STATED EXERCISE: Copy out each line exactly; pictures stay out of the copy.

GIVEN RECORDS:

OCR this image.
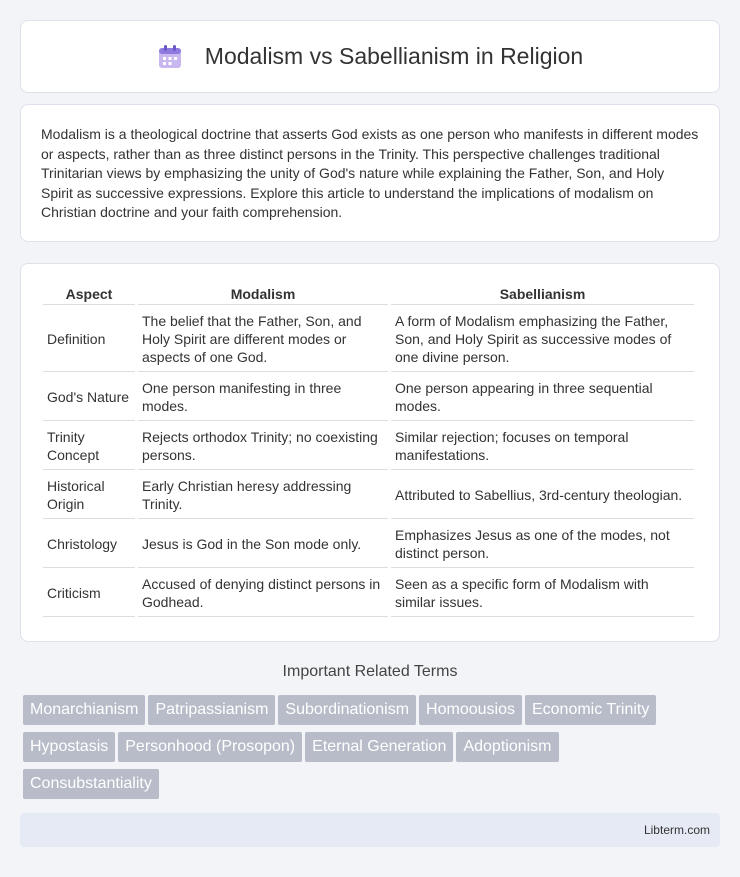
Modalism vs Sabellianism in Religion

Modalism is a theological doctrine that asserts God exists as one person who manifests in different modes or aspects, rather than as three distinct persons in the Trinity. This perspective challenges traditional Trinitarian views by emphasizing the unity of God's nature while explaining the Father, Son, and Holy Spirit as successive expressions. Explore this article to understand the implications of modalism on Christian doctrine and your faith comprehension.

Aspect	Modalism	Sabellianism
Definition	The belief that the Father, Son, and Holy Spirit are different modes or aspects of one God.	A form of Modalism emphasizing the Father, Son, and Holy Spirit as successive modes of one divine person.
God's Nature	One person manifesting in three modes.	One person appearing in three sequential modes.
Trinity Concept	Rejects orthodox Trinity; no coexisting persons.	Similar rejection; focuses on temporal manifestations.
Historical Origin	Early Christian heresy addressing Trinity.	Attributed to Sabellius, 3rd-century theologian.
Christology	Jesus is God in the Son mode only.	Emphasizes Jesus as one of the modes, not distinct person.
Criticism	Accused of denying distinct persons in Godhead.	Seen as a specific form of Modalism with similar issues.
Important Related Terms
Monarchianism Patripassianism Subordinationism Homoousios Economic Trinity
Hypostasis Personhood (Prosopon) Eternal Generation Adoptionism
Consubstantiality
Libterm.com
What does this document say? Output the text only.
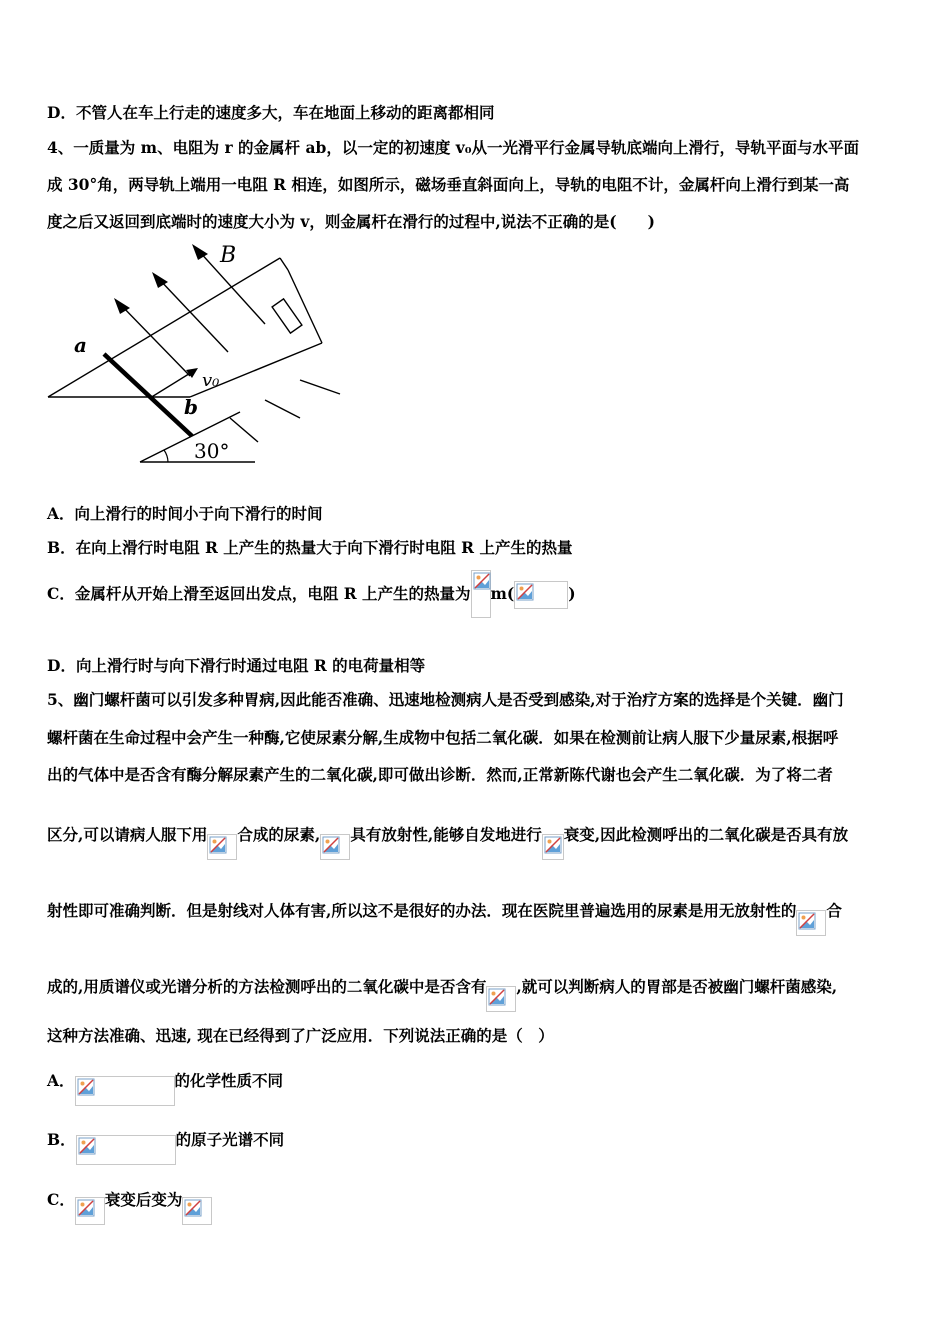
D．不管人在车上行走的速度多大，车在地面上移动的距离都相同
4、一质量为 m、电阻为 r 的金属杆 ab，以一定的初速度 v₀从一光滑平行金属导轨底端向上滑行，导轨平面与水平面
成 30°角，两导轨上端用一电阻 R 相连，如图所示，磁场垂直斜面向上，导轨的电阻不计，金属杆向上滑行到某一高
度之后又返回到底端时的速度大小为 v，则金属杆在滑行的过程中,说法不正确的是(　　)
B
a
b
v₀
30°
A．向上滑行的时间小于向下滑行的时间
B．在向上滑行时电阻 R 上产生的热量大于向下滑行时电阻 R 上产生的热量
C．金属杆从开始上滑至返回出发点，电阻 R 上产生的热量为 m(	)
D．向上滑行时与向下滑行时通过电阻 R 的电荷量相等
5、幽门螺杆菌可以引发多种胃病,因此能否准确、迅速地检测病人是否受到感染,对于治疗方案的选择是个关键．幽门
螺杆菌在生命过程中会产生一种酶,它使尿素分解,生成物中包括二氧化碳．如果在检测前让病人服下少量尿素,根据呼
出的气体中是否含有酶分解尿素产生的二氧化碳,即可做出诊断．然而,正常新陈代谢也会产生二氧化碳．为了将二者
区分,可以请病人服下用 合成的尿素, 具有放射性,能够自发地进行 衰变,因此检测呼出的二氧化碳是否具有放
射性即可准确判断．但是射线对人体有害,所以这不是很好的办法．现在医院里普遍选用的尿素是用无放射性的 合
成的,用质谱仪或光谱分析的方法检测呼出的二氧化碳中是否含有 ,就可以判断病人的胃部是否被幽门螺杆菌感染,
这种方法准确、迅速, 现在已经得到了广泛应用．下列说法正确的是（　）
A．	的化学性质不同
B．	的原子光谱不同
C． 衰变后变为
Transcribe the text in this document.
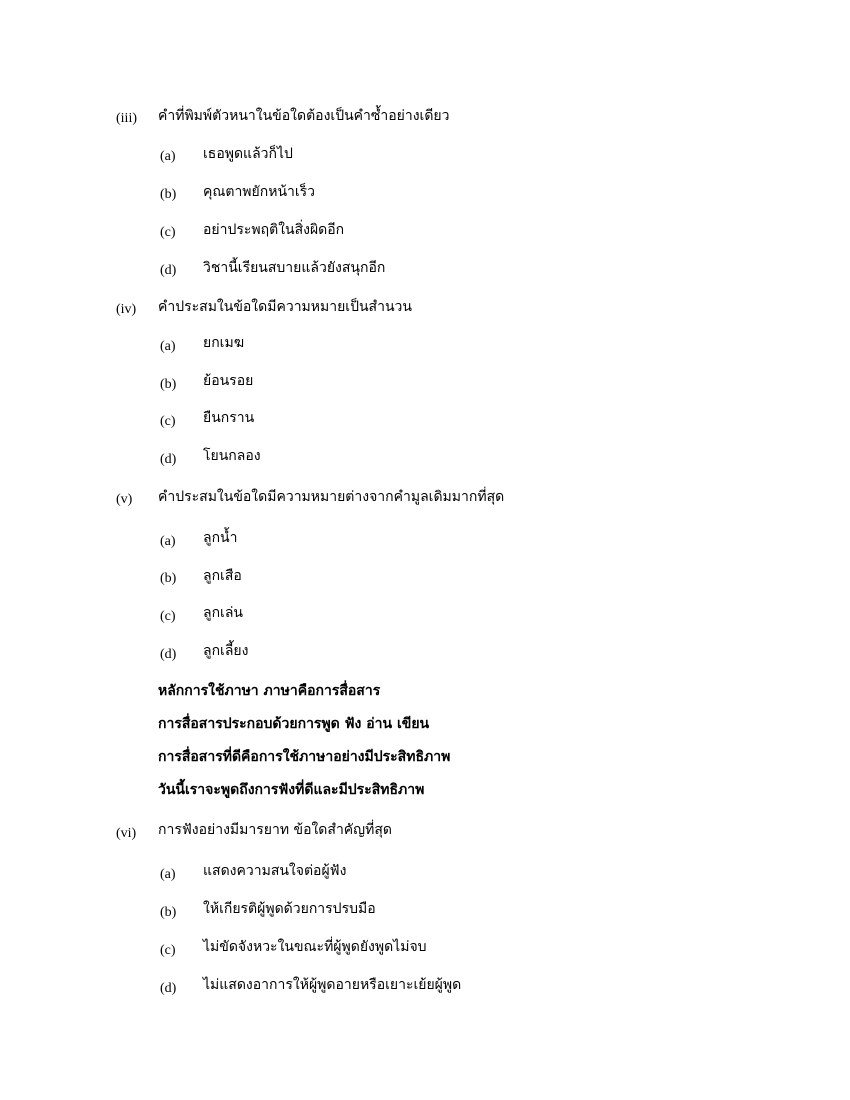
(iii) คำที่พิมพ์ตัวหนาในข้อใดต้องเป็นคำซ้ำอย่างเดียว
(a) เธอพูดแล้วก็ไป
(b) คุณตาพยักหน้าเร็ว
(c) อย่าประพฤติในสิ่งผิดอีก
(d) วิชานี้เรียนสบายแล้วยังสนุกอีก
(iv) คำประสมในข้อใดมีความหมายเป็นสำนวน
(a) ยกเมฆ
(b) ย้อนรอย
(c) ยืนกราน
(d) โยนกลอง
(v) คำประสมในข้อใดมีความหมายต่างจากคำมูลเดิมมากที่สุด
(a) ลูกน้ำ
(b) ลูกเสือ
(c) ลูกเล่น
(d) ลูกเลี้ยง
หลักการใช้ภาษา ภาษาคือการสื่อสาร
การสื่อสารประกอบด้วยการพูด ฟัง อ่าน เขียน
การสื่อสารที่ดีคือการใช้ภาษาอย่างมีประสิทธิภาพ
วันนี้เราจะพูดถึงการฟังที่ดีและมีประสิทธิภาพ
(vi) การฟังอย่างมีมารยาท ข้อใดสำคัญที่สุด
(a) แสดงความสนใจต่อผู้ฟัง
(b) ให้เกียรติผู้พูดด้วยการปรบมือ
(c) ไม่ขัดจังหวะในขณะที่ผู้พูดยังพูดไม่จบ
(d) ไม่แสดงอาการให้ผู้พูดอายหรือเยาะเย้ยผู้พูด
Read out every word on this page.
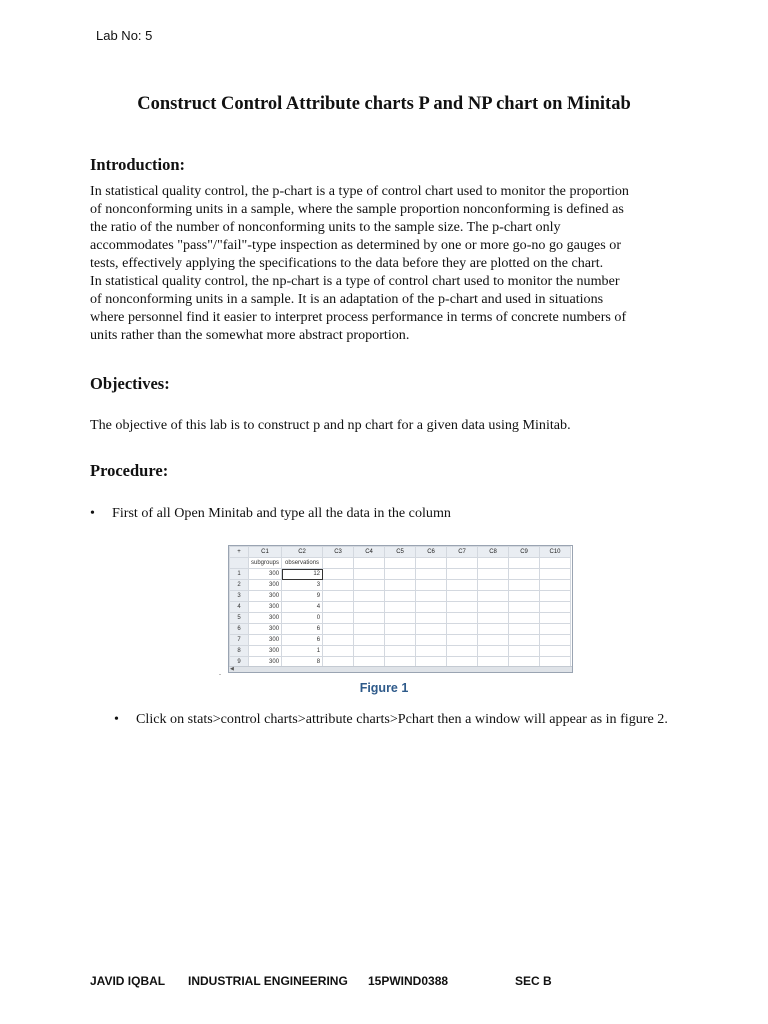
Lab No: 5
Construct Control Attribute charts P and NP chart on Minitab
Introduction:

In statistical quality control, the p-chart is a type of control chart used to monitor the proportion

of nonconforming units in a sample, where the sample proportion nonconforming is defined as

the ratio of the number of nonconforming units to the sample size. The p-chart only

accommodates "pass"/"fail"-type inspection as determined by one or more go-no go gauges or

tests, effectively applying the specifications to the data before they are plotted on the chart.

In statistical quality control, the np-chart is a type of control chart used to monitor the number

of nonconforming units in a sample. It is an adaptation of the p-chart and used in situations

where personnel find it easier to interpret process performance in terms of concrete numbers of

units rather than the somewhat more abstract proportion.

Objectives:
The objective of this lab is to construct p and np chart for a given data using Minitab.
Procedure:
•	First of all Open Minitab and type all the data in the column
+	C1	C2	C3	C4	C5	C6	C7	C8	C9	C10
	subgroups	observations								
1	300	12								
2	300	3								
3	300	9								
4	300	4								
5	300	0								
6	300	6								
7	300	6								
8	300	1								
9	300	8								
◀
.
Figure 1
•	Click on stats>control charts>attribute charts>Pchart then a window will appear as in figure 2.
JAVID IQBAL INDUSTRIAL ENGINEERING 15PWIND0388	SEC B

WRITTEN RESPONSE:
OCR this image.
Modalism vs Sabellianism in Religion

Modalism is a theological doctrine that asserts God exists as one person who manifests in different modes or aspects, rather than as three distinct persons in the Trinity. This perspective challenges traditional Trinitarian views by emphasizing the unity of God's nature while explaining the Father, Son, and Holy Spirit as successive expressions. Explore this article to understand the implications of modalism on Christian doctrine and your faith comprehension.

Aspect	Modalism	Sabellianism
Definition	The belief that the Father, Son, and Holy Spirit are different modes or aspects of one God.	A form of Modalism emphasizing the Father, Son, and Holy Spirit as successive modes of one divine person.
God's Nature	One person manifesting in three modes.	One person appearing in three sequential modes.
Trinity Concept	Rejects orthodox Trinity; no coexisting persons.	Similar rejection; focuses on temporal manifestations.
Historical Origin	Early Christian heresy addressing Trinity.	Attributed to Sabellius, 3rd-century theologian.
Christology	Jesus is God in the Son mode only.	Emphasizes Jesus as one of the modes, not distinct person.
Criticism	Accused of denying distinct persons in Godhead.	Seen as a specific form of Modalism with similar issues.
Important Related Terms
Monarchianism Patripassianism Subordinationism Homoousios Economic Trinity
Hypostasis Personhood (Prosopon) Eternal Generation Adoptionism
Consubstantiality
Libterm.com
What does this document say? Output the text only.
D．不管人在车上行走的速度多大，车在地面上移动的距离都相同
4、一质量为 m、电阻为 r 的金属杆 ab，以一定的初速度 v₀从一光滑平行金属导轨底端向上滑行，导轨平面与水平面
成 30°角，两导轨上端用一电阻 R 相连，如图所示，磁场垂直斜面向上，导轨的电阻不计，金属杆向上滑行到某一高
度之后又返回到底端时的速度大小为 v，则金属杆在滑行的过程中,说法不正确的是(　　)
B
a
b
v₀
30°
A．向上滑行的时间小于向下滑行的时间
B．在向上滑行时电阻 R 上产生的热量大于向下滑行时电阻 R 上产生的热量
C．金属杆从开始上滑至返回出发点，电阻 R 上产生的热量为 m(	)
D．向上滑行时与向下滑行时通过电阻 R 的电荷量相等
5、幽门螺杆菌可以引发多种胃病,因此能否准确、迅速地检测病人是否受到感染,对于治疗方案的选择是个关键．幽门
螺杆菌在生命过程中会产生一种酶,它使尿素分解,生成物中包括二氧化碳．如果在检测前让病人服下少量尿素,根据呼
出的气体中是否含有酶分解尿素产生的二氧化碳,即可做出诊断．然而,正常新陈代谢也会产生二氧化碳．为了将二者
区分,可以请病人服下用 合成的尿素, 具有放射性,能够自发地进行 衰变,因此检测呼出的二氧化碳是否具有放
射性即可准确判断．但是射线对人体有害,所以这不是很好的办法．现在医院里普遍选用的尿素是用无放射性的 合
成的,用质谱仪或光谱分析的方法检测呼出的二氧化碳中是否含有 ,就可以判断病人的胃部是否被幽门螺杆菌感染,
这种方法准确、迅速, 现在已经得到了广泛应用．下列说法正确的是（　）
A．	的化学性质不同
B．	的原子光谱不同
C． 衰变后变为
Transcribe the text in this document.
(iii) คำที่พิมพ์ตัวหนาในข้อใดต้องเป็นคำซ้ำอย่างเดียว
(a) เธอพูดแล้วก็ไป
(b) คุณตาพยักหน้าเร็ว
(c) อย่าประพฤติในสิ่งผิดอีก
(d) วิชานี้เรียนสบายแล้วยังสนุกอีก
(iv) คำประสมในข้อใดมีความหมายเป็นสำนวน
(a) ยกเมฆ
(b) ย้อนรอย
(c) ยืนกราน
(d) โยนกลอง
(v) คำประสมในข้อใดมีความหมายต่างจากคำมูลเดิมมากที่สุด
(a) ลูกน้ำ
(b) ลูกเสือ
(c) ลูกเล่น
(d) ลูกเลี้ยง
หลักการใช้ภาษา ภาษาคือการสื่อสาร
การสื่อสารประกอบด้วยการพูด ฟัง อ่าน เขียน
การสื่อสารที่ดีคือการใช้ภาษาอย่างมีประสิทธิภาพ
วันนี้เราจะพูดถึงการฟังที่ดีและมีประสิทธิภาพ
(vi) การฟังอย่างมีมารยาท ข้อใดสำคัญที่สุด
(a) แสดงความสนใจต่อผู้ฟัง
(b) ให้เกียรติผู้พูดด้วยการปรบมือ
(c) ไม่ขัดจังหวะในขณะที่ผู้พูดยังพูดไม่จบ
(d) ไม่แสดงอาการให้ผู้พูดอายหรือเยาะเย้ยผู้พูด
Read out every word on this page.
Lab No: 5
Construct Control Attribute charts P and NP chart on Minitab
Introduction:

In statistical quality control, the p-chart is a type of control chart used to monitor the proportion

of nonconforming units in a sample, where the sample proportion nonconforming is defined as

the ratio of the number of nonconforming units to the sample size. The p-chart only

accommodates "pass"/"fail"-type inspection as determined by one or more go-no go gauges or

tests, effectively applying the specifications to the data before they are plotted on the chart.

In statistical quality control, the np-chart is a type of control chart used to monitor the number

of nonconforming units in a sample. It is an adaptation of the p-chart and used in situations

where personnel find it easier to interpret process performance in terms of concrete numbers of

units rather than the somewhat more abstract proportion.

Objectives:
The objective of this lab is to construct p and np chart for a given data using Minitab.
Procedure:
•	First of all Open Minitab and type all the data in the column
+	C1	C2	C3	C4	C5	C6	C7	C8	C9	C10
	subgroups	observations								
1	300	12								
2	300	3								
3	300	9								
4	300	4								
5	300	0								
6	300	6								
7	300	6								
8	300	1								
9	300	8								
◀
.
Figure 1
•	Click on stats>control charts>attribute charts>Pchart then a window will appear as in figure 2.
JAVID IQBAL INDUSTRIAL ENGINEERING 15PWIND0388	SEC B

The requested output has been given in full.